Print every line of the listing exactly, please.

------------------------

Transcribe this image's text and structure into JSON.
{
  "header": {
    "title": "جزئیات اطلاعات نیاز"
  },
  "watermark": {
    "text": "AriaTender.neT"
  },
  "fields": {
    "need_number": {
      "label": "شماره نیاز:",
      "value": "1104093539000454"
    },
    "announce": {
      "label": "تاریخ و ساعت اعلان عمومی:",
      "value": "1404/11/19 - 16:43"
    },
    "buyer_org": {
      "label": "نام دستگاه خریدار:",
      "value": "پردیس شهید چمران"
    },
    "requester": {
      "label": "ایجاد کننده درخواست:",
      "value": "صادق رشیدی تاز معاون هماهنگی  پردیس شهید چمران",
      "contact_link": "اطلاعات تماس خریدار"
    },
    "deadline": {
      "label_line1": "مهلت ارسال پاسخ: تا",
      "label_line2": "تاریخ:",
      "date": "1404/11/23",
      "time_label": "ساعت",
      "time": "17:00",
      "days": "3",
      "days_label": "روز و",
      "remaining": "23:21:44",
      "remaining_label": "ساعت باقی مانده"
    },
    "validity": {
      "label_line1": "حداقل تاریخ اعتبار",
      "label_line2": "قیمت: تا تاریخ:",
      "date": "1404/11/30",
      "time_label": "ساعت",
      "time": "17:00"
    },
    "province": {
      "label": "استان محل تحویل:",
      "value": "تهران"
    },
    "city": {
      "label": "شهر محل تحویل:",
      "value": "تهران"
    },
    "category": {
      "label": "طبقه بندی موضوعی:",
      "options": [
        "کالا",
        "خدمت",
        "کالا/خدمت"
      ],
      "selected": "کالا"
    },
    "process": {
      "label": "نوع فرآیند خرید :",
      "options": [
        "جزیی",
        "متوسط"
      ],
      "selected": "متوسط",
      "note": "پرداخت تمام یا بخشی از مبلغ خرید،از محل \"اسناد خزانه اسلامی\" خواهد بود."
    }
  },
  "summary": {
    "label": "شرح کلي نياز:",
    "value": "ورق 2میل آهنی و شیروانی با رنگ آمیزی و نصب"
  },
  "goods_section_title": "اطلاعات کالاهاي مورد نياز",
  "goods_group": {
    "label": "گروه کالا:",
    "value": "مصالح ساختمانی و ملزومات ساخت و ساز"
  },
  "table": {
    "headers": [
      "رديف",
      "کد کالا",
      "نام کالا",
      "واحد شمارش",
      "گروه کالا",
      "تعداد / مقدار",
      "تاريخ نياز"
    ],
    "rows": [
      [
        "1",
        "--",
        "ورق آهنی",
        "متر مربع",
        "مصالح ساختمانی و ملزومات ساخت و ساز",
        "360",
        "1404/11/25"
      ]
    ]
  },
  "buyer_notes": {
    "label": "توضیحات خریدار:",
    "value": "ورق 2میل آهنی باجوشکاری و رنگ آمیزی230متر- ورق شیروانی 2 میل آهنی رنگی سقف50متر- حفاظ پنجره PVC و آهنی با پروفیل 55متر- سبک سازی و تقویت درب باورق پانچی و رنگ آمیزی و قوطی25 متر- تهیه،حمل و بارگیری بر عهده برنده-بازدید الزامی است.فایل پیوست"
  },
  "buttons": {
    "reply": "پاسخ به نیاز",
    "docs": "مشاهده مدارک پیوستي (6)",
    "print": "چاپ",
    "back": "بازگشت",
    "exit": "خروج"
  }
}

------------------------

• _Written reply_
Transcribe this image's text and structure into JSON.
{
  "header": {
    "title": "جزئیات اطلاعات نیاز"
  },
  "watermark": {
    "text": "AriaTender.neT"
  },
  "fields": {
    "need_number": {
      "label": "شماره نیاز:",
      "value": "1104093539000454"
    },
    "announce": {
      "label": "تاریخ و ساعت اعلان عمومی:",
      "value": "1404/11/19 - 16:43"
    },
    "buyer_org": {
      "label": "نام دستگاه خریدار:",
      "value": "پردیس شهید چمران"
    },
    "requester": {
      "label": "ایجاد کننده درخواست:",
      "value": "صادق رشیدی تاز معاون هماهنگی  پردیس شهید چمران",
      "contact_link": "اطلاعات تماس خریدار"
    },
    "deadline": {
      "label_line1": "مهلت ارسال پاسخ: تا",
      "label_line2": "تاریخ:",
      "date": "1404/11/23",
      "time_label": "ساعت",
      "time": "17:00",
      "days": "3",
      "days_label": "روز و",
      "remaining": "23:21:44",
      "remaining_label": "ساعت باقی مانده"
    },
    "validity": {
      "label_line1": "حداقل تاریخ اعتبار",
      "label_line2": "قیمت: تا تاریخ:",
      "date": "1404/11/30",
      "time_label": "ساعت",
      "time": "17:00"
    },
    "province": {
      "label": "استان محل تحویل:",
      "value": "تهران"
    },
    "city": {
      "label": "شهر محل تحویل:",
      "value": "تهران"
    },
    "category": {
      "label": "طبقه بندی موضوعی:",
      "options": [
        "کالا",
        "خدمت",
        "کالا/خدمت"
      ],
      "selected": "کالا"
    },
    "process": {
      "label": "نوع فرآیند خرید :",
      "options": [
        "جزیی",
        "متوسط"
      ],
      "selected": "متوسط",
      "note": "پرداخت تمام یا بخشی از مبلغ خرید،از محل \"اسناد خزانه اسلامی\" خواهد بود."
    }
  },
  "summary": {
    "label": "شرح کلي نياز:",
    "value": "ورق 2میل آهنی و شیروانی با رنگ آمیزی و نصب"
  },
  "goods_section_title": "اطلاعات کالاهاي مورد نياز",
  "goods_group": {
    "label": "گروه کالا:",
    "value": "مصالح ساختمانی و ملزومات ساخت و ساز"
  },
  "table": {
    "headers": [
      "رديف",
      "کد کالا",
      "نام کالا",
      "واحد شمارش",
      "گروه کالا",
      "تعداد / مقدار",
      "تاريخ نياز"
    ],
    "rows": [
      [
        "1",
        "--",
        "ورق آهنی",
        "متر مربع",
        "مصالح ساختمانی و ملزومات ساخت و ساز",
        "360",
        "1404/11/25"
      ]
    ]
  },
  "buyer_notes": {
    "label": "توضیحات خریدار:",
    "value": "ورق 2میل آهنی باجوشکاری و رنگ آمیزی230متر- ورق شیروانی 2 میل آهنی رنگی سقف50متر- حفاظ پنجره PVC و آهنی با پروفیل 55متر- سبک سازی و تقویت درب باورق پانچی و رنگ آمیزی و قوطی25 متر- تهیه،حمل و بارگیری بر عهده برنده-بازدید الزامی است.فایل پیوست"
  },
  "buttons": {
    "reply": "پاسخ به نیاز",
    "docs": "مشاهده مدارک پیوستي (6)",
    "print": "چاپ",
    "back": "بازگشت",
    "exit": "خروج"
  }
}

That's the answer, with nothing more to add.